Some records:
******

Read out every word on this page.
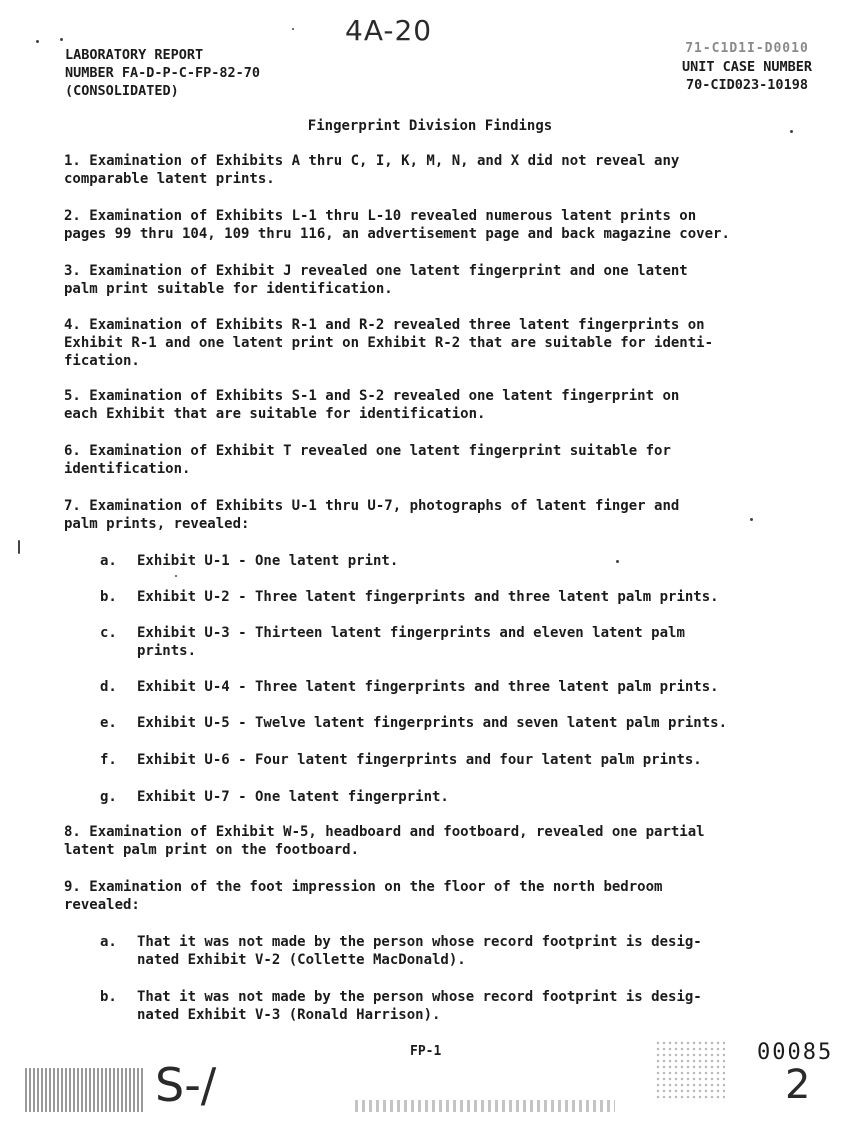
4A-20
LABORATORY REPORT
NUMBER FA-D-P-C-FP-82-70
(CONSOLIDATED)
71-C1D1I-D0010
UNIT CASE NUMBER
70-CID023-10198
Fingerprint Division Findings
1. Examination of Exhibits A thru C, I, K, M, N, and X did not reveal any
comparable latent prints.
2. Examination of Exhibits L-1 thru L-10 revealed numerous latent prints on
pages 99 thru 104, 109 thru 116, an advertisement page and back magazine cover.
3. Examination of Exhibit J revealed one latent fingerprint and one latent
palm print suitable for identification.
4. Examination of Exhibits R-1 and R-2 revealed three latent fingerprints on
Exhibit R-1 and one latent print on Exhibit R-2 that are suitable for identi-
fication.
5. Examination of Exhibits S-1 and S-2 revealed one latent fingerprint on
each Exhibit that are suitable for identification.
6. Examination of Exhibit T revealed one latent fingerprint suitable for
identification.
7. Examination of Exhibits U-1 thru U-7, photographs of latent finger and
palm prints, revealed:
a.	Exhibit U-1 - One latent print.
b.	Exhibit U-2 - Three latent fingerprints and three latent palm prints.
c.	Exhibit U-3 - Thirteen latent fingerprints and eleven latent palm
prints.
d.	Exhibit U-4 - Three latent fingerprints and three latent palm prints.
e.	Exhibit U-5 - Twelve latent fingerprints and seven latent palm prints.
f.	Exhibit U-6 - Four latent fingerprints and four latent palm prints.
g.	Exhibit U-7 - One latent fingerprint.
8. Examination of Exhibit W-5, headboard and footboard, revealed one partial
latent palm print on the footboard.
9. Examination of the foot impression on the floor of the north bedroom
revealed:
a.	That it was not made by the person whose record footprint is desig-
nated Exhibit V-2 (Collette MacDonald).
b.	That it was not made by the person whose record footprint is desig-
nated Exhibit V-3 (Ronald Harrison).
FP-1	00085
S-/	2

******

◆ **Aim of the task**:
Repeat the entries exactly. Pictures are excluded from the copy.

◆ **Task result**:
Read out every word on this page.
4A-20
LABORATORY REPORT
NUMBER FA-D-P-C-FP-82-70
(CONSOLIDATED)
71-C1D1I-D0010
UNIT CASE NUMBER
70-CID023-10198
Fingerprint Division Findings
1. Examination of Exhibits A thru C, I, K, M, N, and X did not reveal any
comparable latent prints.
2. Examination of Exhibits L-1 thru L-10 revealed numerous latent prints on
pages 99 thru 104, 109 thru 116, an advertisement page and back magazine cover.
3. Examination of Exhibit J revealed one latent fingerprint and one latent
palm print suitable for identification.
4. Examination of Exhibits R-1 and R-2 revealed three latent fingerprints on
Exhibit R-1 and one latent print on Exhibit R-2 that are suitable for identi-
fication.
5. Examination of Exhibits S-1 and S-2 revealed one latent fingerprint on
each Exhibit that are suitable for identification.
6. Examination of Exhibit T revealed one latent fingerprint suitable for
identification.
7. Examination of Exhibits U-1 thru U-7, photographs of latent finger and
palm prints, revealed:
a.	Exhibit U-1 - One latent print.
b.	Exhibit U-2 - Three latent fingerprints and three latent palm prints.
c.	Exhibit U-3 - Thirteen latent fingerprints and eleven latent palm
prints.
d.	Exhibit U-4 - Three latent fingerprints and three latent palm prints.
e.	Exhibit U-5 - Twelve latent fingerprints and seven latent palm prints.
f.	Exhibit U-6 - Four latent fingerprints and four latent palm prints.
g.	Exhibit U-7 - One latent fingerprint.
8. Examination of Exhibit W-5, headboard and footboard, revealed one partial
latent palm print on the footboard.
9. Examination of the foot impression on the floor of the north bedroom
revealed:
a.	That it was not made by the person whose record footprint is desig-
nated Exhibit V-2 (Collette MacDonald).
b.	That it was not made by the person whose record footprint is desig-
nated Exhibit V-3 (Ronald Harrison).
FP-1	00085
S-/	2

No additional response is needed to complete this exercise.